# [Task objective]
Examine the entries and show every line in which the word "screen" is found.

# [Data records]
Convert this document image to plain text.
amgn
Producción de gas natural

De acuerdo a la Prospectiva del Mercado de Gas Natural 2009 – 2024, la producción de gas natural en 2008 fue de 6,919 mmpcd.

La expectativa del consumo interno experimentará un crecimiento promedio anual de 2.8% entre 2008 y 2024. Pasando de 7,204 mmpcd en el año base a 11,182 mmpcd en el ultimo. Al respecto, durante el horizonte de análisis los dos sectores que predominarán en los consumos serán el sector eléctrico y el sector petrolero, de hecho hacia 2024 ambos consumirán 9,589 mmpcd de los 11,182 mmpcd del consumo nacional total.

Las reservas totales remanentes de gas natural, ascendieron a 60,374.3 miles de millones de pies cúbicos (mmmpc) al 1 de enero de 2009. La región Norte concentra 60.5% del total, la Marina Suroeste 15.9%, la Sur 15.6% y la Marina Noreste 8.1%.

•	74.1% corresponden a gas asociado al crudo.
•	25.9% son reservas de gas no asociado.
...
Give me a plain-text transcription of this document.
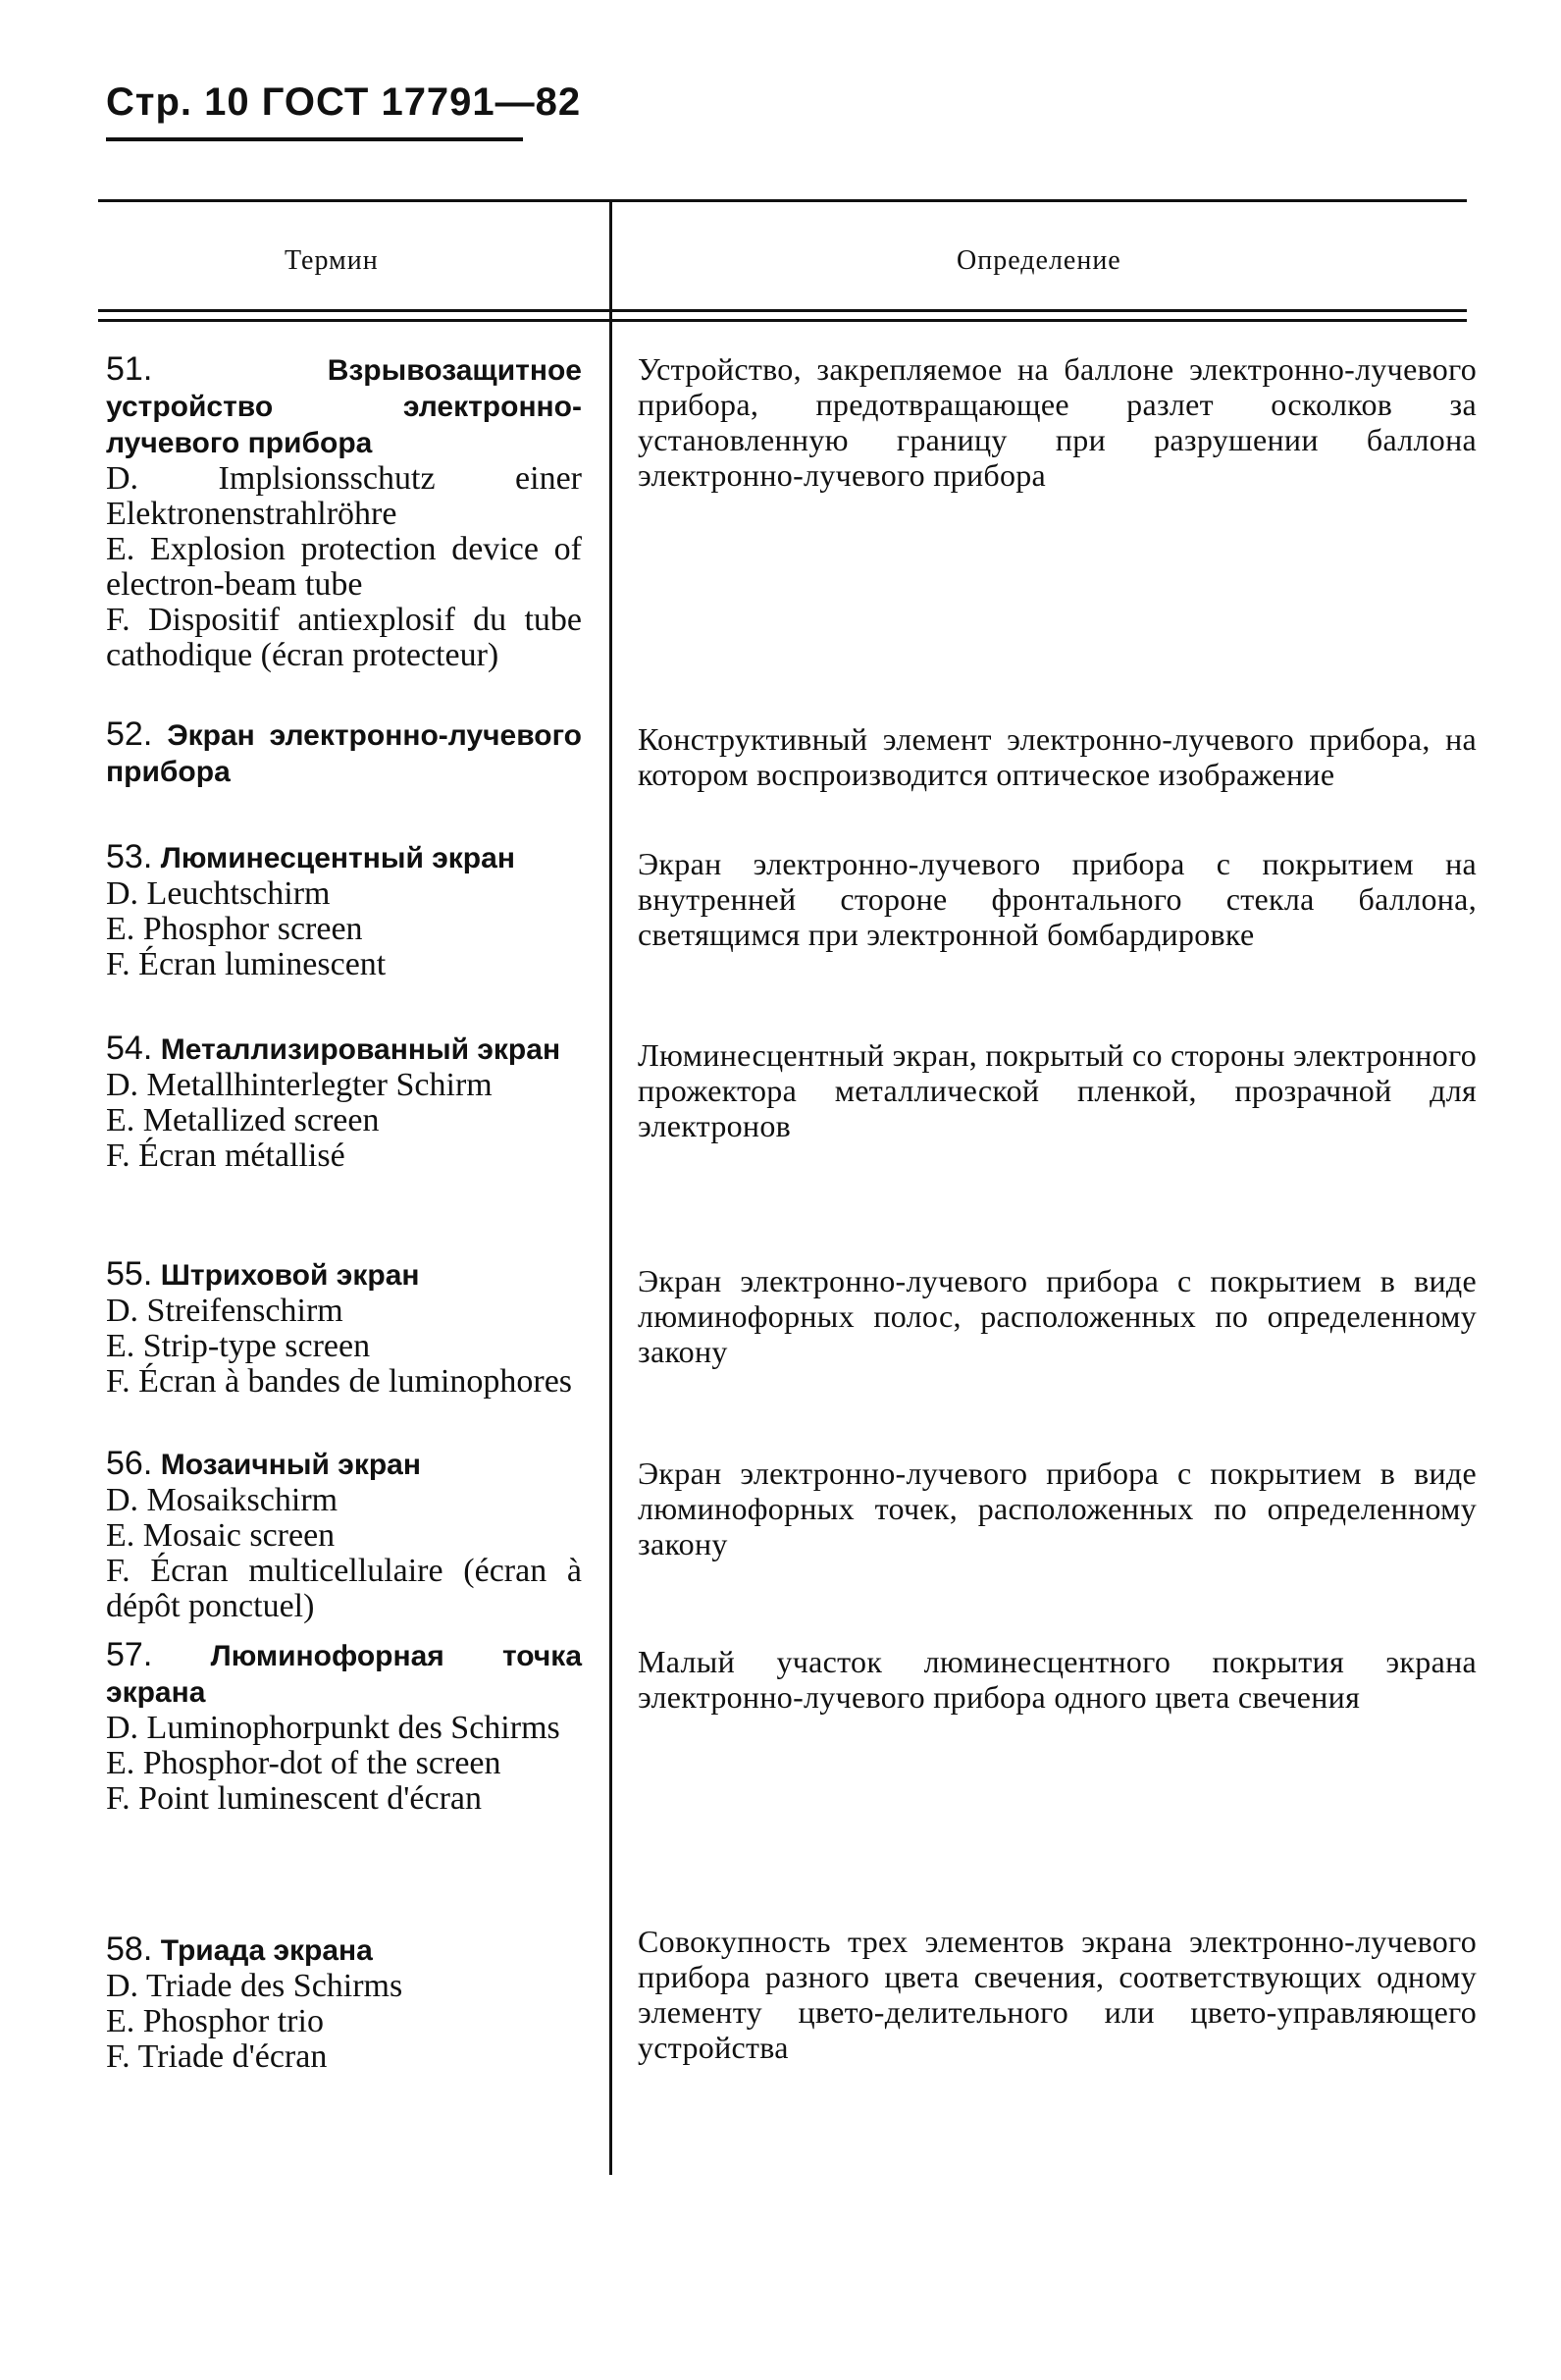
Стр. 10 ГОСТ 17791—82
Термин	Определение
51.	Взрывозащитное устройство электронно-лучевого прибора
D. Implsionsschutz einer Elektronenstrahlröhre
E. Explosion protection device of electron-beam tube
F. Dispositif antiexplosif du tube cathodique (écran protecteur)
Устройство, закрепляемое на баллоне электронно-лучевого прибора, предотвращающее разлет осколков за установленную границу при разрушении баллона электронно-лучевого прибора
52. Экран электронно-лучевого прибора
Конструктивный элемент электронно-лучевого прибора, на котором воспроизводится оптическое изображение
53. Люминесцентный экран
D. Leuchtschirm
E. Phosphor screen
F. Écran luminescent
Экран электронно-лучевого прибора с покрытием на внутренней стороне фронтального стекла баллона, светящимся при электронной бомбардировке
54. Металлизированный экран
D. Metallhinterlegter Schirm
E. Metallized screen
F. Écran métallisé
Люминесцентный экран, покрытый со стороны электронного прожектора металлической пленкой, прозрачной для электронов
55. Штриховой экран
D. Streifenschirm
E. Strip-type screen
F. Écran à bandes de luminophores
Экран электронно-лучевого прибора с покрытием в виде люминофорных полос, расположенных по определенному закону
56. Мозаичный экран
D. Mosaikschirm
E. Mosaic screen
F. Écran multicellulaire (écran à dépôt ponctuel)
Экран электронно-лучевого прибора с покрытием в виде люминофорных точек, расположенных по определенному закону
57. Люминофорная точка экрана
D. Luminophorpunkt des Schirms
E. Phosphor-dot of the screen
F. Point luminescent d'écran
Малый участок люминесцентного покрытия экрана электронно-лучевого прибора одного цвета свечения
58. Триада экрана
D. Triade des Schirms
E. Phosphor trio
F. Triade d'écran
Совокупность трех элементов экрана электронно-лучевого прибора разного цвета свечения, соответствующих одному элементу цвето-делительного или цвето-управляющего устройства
--
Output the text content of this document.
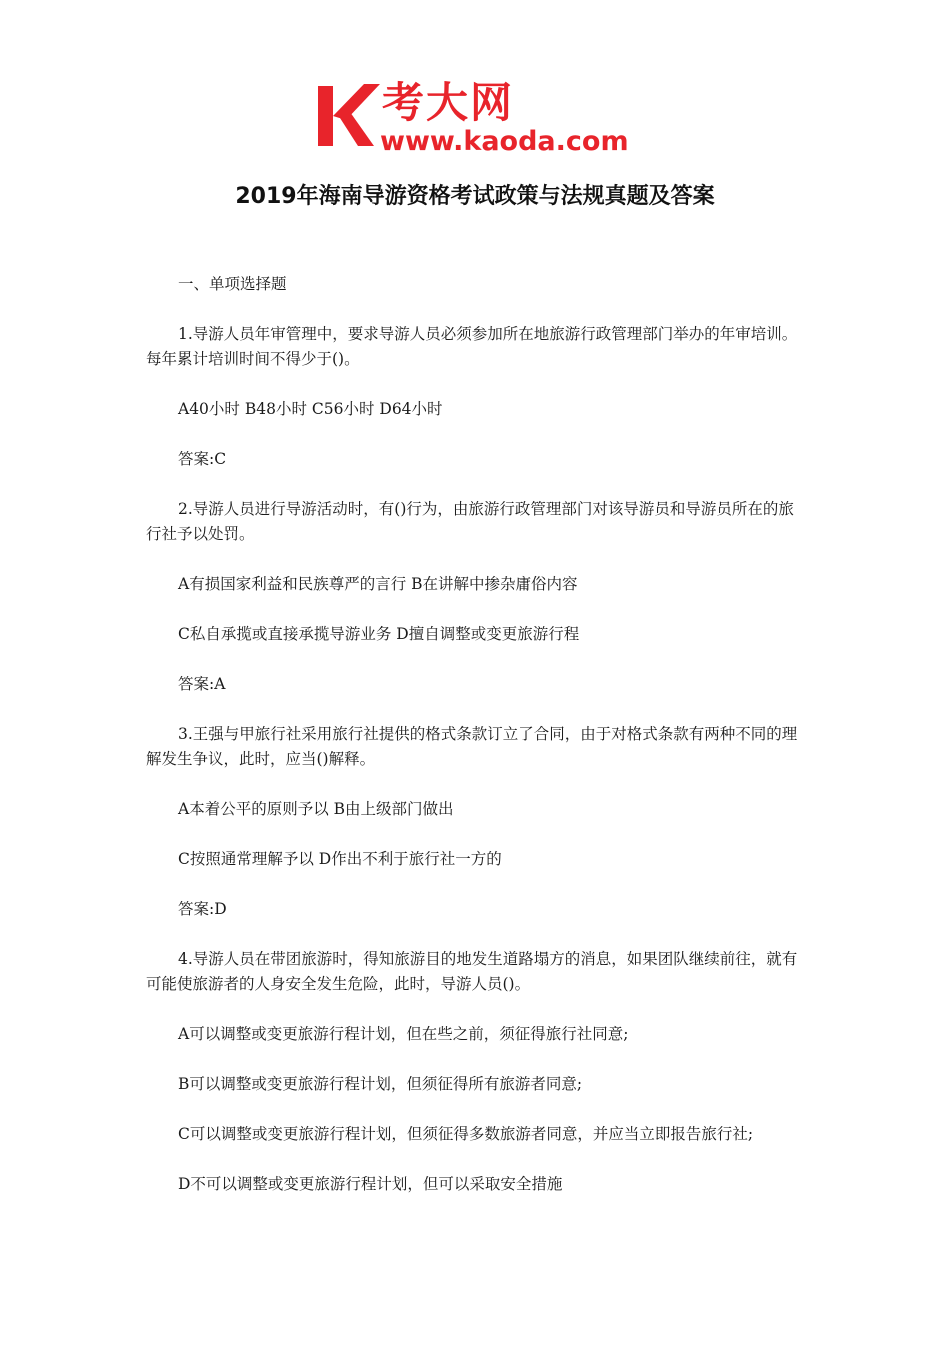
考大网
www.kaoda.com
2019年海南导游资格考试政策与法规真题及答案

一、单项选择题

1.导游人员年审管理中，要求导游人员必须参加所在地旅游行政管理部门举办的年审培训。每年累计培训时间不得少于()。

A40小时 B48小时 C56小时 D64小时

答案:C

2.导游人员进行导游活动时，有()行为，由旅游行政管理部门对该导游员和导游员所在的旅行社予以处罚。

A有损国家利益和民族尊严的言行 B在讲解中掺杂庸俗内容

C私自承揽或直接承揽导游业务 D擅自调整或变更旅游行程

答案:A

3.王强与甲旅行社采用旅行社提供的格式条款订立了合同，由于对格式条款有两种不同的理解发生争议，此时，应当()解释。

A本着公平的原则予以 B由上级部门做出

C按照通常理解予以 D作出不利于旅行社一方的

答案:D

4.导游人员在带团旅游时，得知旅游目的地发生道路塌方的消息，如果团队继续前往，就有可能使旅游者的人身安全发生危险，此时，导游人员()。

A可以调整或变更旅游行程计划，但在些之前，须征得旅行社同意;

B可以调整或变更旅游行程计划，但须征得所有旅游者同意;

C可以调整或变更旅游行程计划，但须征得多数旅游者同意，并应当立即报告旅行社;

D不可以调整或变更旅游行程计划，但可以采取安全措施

# [Result for this exercise]
E. Phosphor screen
E. Metallized screen
E. Strip-type screen
E. Mosaic screen
E. Phosphor-dot of the screen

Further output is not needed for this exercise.